◆ Task directions:
Please print the listing below again word for word, keeping every line in its original order.

◆ Exercise material:
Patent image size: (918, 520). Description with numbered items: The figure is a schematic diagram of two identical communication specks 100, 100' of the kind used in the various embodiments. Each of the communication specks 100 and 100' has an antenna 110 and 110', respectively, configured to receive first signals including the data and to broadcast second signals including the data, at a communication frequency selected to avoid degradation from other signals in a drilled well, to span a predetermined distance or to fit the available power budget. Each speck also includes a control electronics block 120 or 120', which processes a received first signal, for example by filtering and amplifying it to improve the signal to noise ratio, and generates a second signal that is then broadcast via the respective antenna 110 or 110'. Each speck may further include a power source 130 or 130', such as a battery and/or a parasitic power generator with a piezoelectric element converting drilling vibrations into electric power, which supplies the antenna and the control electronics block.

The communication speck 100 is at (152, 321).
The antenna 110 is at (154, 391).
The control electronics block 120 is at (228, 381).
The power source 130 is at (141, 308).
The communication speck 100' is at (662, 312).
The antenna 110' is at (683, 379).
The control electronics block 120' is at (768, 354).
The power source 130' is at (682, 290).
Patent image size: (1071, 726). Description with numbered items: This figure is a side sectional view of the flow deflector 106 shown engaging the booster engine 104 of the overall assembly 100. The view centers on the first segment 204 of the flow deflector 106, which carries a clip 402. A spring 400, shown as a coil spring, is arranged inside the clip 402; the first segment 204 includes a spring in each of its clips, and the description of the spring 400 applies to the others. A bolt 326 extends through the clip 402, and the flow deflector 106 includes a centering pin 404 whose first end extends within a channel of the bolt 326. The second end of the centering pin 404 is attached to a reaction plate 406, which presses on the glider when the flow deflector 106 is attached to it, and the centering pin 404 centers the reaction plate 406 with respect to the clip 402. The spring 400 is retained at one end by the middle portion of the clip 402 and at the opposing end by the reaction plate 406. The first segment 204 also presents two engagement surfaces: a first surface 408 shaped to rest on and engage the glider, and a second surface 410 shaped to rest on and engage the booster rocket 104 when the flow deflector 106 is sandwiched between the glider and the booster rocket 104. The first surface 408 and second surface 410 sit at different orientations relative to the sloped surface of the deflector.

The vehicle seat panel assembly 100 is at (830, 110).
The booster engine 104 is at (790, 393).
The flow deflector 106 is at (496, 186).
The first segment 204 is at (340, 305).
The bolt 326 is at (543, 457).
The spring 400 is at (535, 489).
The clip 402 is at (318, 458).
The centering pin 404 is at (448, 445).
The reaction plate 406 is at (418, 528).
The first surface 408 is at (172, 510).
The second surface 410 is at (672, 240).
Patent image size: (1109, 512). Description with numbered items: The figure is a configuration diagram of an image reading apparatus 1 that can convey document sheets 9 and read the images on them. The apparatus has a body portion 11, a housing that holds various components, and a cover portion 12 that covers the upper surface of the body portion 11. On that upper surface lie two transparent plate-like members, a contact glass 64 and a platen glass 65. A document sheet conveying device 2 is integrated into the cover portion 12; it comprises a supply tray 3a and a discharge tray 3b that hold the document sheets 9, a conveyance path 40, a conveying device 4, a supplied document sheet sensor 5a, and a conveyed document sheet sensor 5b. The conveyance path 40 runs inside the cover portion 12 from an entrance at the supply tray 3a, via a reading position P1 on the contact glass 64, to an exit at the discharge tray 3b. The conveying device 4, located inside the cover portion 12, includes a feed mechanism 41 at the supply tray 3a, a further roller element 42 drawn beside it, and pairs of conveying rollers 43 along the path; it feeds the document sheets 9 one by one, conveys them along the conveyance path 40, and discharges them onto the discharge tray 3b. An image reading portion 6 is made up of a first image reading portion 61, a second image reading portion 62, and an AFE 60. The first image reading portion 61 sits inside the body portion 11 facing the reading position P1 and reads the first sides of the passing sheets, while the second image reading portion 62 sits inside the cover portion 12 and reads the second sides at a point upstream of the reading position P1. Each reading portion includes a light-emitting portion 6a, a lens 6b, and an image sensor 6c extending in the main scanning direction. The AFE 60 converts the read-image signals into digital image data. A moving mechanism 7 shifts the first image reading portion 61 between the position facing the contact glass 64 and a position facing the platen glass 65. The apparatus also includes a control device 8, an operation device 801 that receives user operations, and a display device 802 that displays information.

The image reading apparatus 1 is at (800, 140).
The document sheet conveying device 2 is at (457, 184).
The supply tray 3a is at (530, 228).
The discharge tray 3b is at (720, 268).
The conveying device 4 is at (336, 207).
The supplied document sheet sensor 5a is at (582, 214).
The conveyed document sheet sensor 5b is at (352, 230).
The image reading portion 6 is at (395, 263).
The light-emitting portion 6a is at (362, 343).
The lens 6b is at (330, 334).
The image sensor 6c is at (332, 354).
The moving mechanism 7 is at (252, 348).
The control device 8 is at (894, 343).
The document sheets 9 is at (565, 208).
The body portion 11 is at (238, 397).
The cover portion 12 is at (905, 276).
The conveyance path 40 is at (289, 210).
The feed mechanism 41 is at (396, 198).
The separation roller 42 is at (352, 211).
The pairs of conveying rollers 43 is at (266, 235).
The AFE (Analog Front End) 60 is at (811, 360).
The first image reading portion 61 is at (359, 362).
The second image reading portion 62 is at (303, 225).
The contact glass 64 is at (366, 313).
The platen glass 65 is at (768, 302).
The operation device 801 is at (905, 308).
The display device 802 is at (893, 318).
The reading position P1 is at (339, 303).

◆ Worked solution:
Patent image size: (918, 520). Description with numbered items: The figure is a schematic diagram of two identical communication specks 100, 100' of the kind used in the various embodiments. Each of the communication specks 100 and 100' has an antenna 110 and 110', respectively, configured to receive first signals including the data and to broadcast second signals including the data, at a communication frequency selected to avoid degradation from other signals in a drilled well, to span a predetermined distance or to fit the available power budget. Each speck also includes a control electronics block 120 or 120', which processes a received first signal, for example by filtering and amplifying it to improve the signal to noise ratio, and generates a second signal that is then broadcast via the respective antenna 110 or 110'. Each speck may further include a power source 130 or 130', such as a battery and/or a parasitic power generator with a piezoelectric element converting drilling vibrations into electric power, which supplies the antenna and the control electronics block.

The communication speck 100 is at (152, 321).
The antenna 110 is at (154, 391).
The control electronics block 120 is at (228, 381).
The power source 130 is at (141, 308).
The communication speck 100' is at (662, 312).
The antenna 110' is at (683, 379).
The control electronics block 120' is at (768, 354).
The power source 130' is at (682, 290).
Patent image size: (1071, 726). Description with numbered items: This figure is a side sectional view of the flow deflector 106 shown engaging the booster engine 104 of the overall assembly 100. The view centers on the first segment 204 of the flow deflector 106, which carries a clip 402. A spring 400, shown as a coil spring, is arranged inside the clip 402; the first segment 204 includes a spring in each of its clips, and the description of the spring 400 applies to the others. A bolt 326 extends through the clip 402, and the flow deflector 106 includes a centering pin 404 whose first end extends within a channel of the bolt 326. The second end of the centering pin 404 is attached to a reaction plate 406, which presses on the glider when the flow deflector 106 is attached to it, and the centering pin 404 centers the reaction plate 406 with respect to the clip 402. The spring 400 is retained at one end by the middle portion of the clip 402 and at the opposing end by the reaction plate 406. The first segment 204 also presents two engagement surfaces: a first surface 408 shaped to rest on and engage the glider, and a second surface 410 shaped to rest on and engage the booster rocket 104 when the flow deflector 106 is sandwiched between the glider and the booster rocket 104. The first surface 408 and second surface 410 sit at different orientations relative to the sloped surface of the deflector.

The vehicle seat panel assembly 100 is at (830, 110).
The booster engine 104 is at (790, 393).
The flow deflector 106 is at (496, 186).
The first segment 204 is at (340, 305).
The bolt 326 is at (543, 457).
The spring 400 is at (535, 489).
The clip 402 is at (318, 458).
The centering pin 404 is at (448, 445).
The reaction plate 406 is at (418, 528).
The first surface 408 is at (172, 510).
The second surface 410 is at (672, 240).
Patent image size: (1109, 512). Description with numbered items: The figure is a configuration diagram of an image reading apparatus 1 that can convey document sheets 9 and read the images on them. The apparatus has a body portion 11, a housing that holds various components, and a cover portion 12 that covers the upper surface of the body portion 11. On that upper surface lie two transparent plate-like members, a contact glass 64 and a platen glass 65. A document sheet conveying device 2 is integrated into the cover portion 12; it comprises a supply tray 3a and a discharge tray 3b that hold the document sheets 9, a conveyance path 40, a conveying device 4, a supplied document sheet sensor 5a, and a conveyed document sheet sensor 5b. The conveyance path 40 runs inside the cover portion 12 from an entrance at the supply tray 3a, via a reading position P1 on the contact glass 64, to an exit at the discharge tray 3b. The conveying device 4, located inside the cover portion 12, includes a feed mechanism 41 at the supply tray 3a, a further roller element 42 drawn beside it, and pairs of conveying rollers 43 along the path; it feeds the document sheets 9 one by one, conveys them along the conveyance path 40, and discharges them onto the discharge tray 3b. An image reading portion 6 is made up of a first image reading portion 61, a second image reading portion 62, and an AFE 60. The first image reading portion 61 sits inside the body portion 11 facing the reading position P1 and reads the first sides of the passing sheets, while the second image reading portion 62 sits inside the cover portion 12 and reads the second sides at a point upstream of the reading position P1. Each reading portion includes a light-emitting portion 6a, a lens 6b, and an image sensor 6c extending in the main scanning direction. The AFE 60 converts the read-image signals into digital image data. A moving mechanism 7 shifts the first image reading portion 61 between the position facing the contact glass 64 and a position facing the platen glass 65. The apparatus also includes a control device 8, an operation device 801 that receives user operations, and a display device 802 that displays information.

The image reading apparatus 1 is at (800, 140).
The document sheet conveying device 2 is at (457, 184).
The supply tray 3a is at (530, 228).
The discharge tray 3b is at (720, 268).
The conveying device 4 is at (336, 207).
The supplied document sheet sensor 5a is at (582, 214).
The conveyed document sheet sensor 5b is at (352, 230).
The image reading portion 6 is at (395, 263).
The light-emitting portion 6a is at (362, 343).
The lens 6b is at (330, 334).
The image sensor 6c is at (332, 354).
The moving mechanism 7 is at (252, 348).
The control device 8 is at (894, 343).
The document sheets 9 is at (565, 208).
The body portion 11 is at (238, 397).
The cover portion 12 is at (905, 276).
The conveyance path 40 is at (289, 210).
The feed mechanism 41 is at (396, 198).
The separation roller 42 is at (352, 211).
The pairs of conveying rollers 43 is at (266, 235).
The AFE (Analog Front End) 60 is at (811, 360).
The first image reading portion 61 is at (359, 362).
The second image reading portion 62 is at (303, 225).
The contact glass 64 is at (366, 313).
The platen glass 65 is at (768, 302).
The operation device 801 is at (905, 308).
The display device 802 is at (893, 318).
The reading position P1 is at (339, 303).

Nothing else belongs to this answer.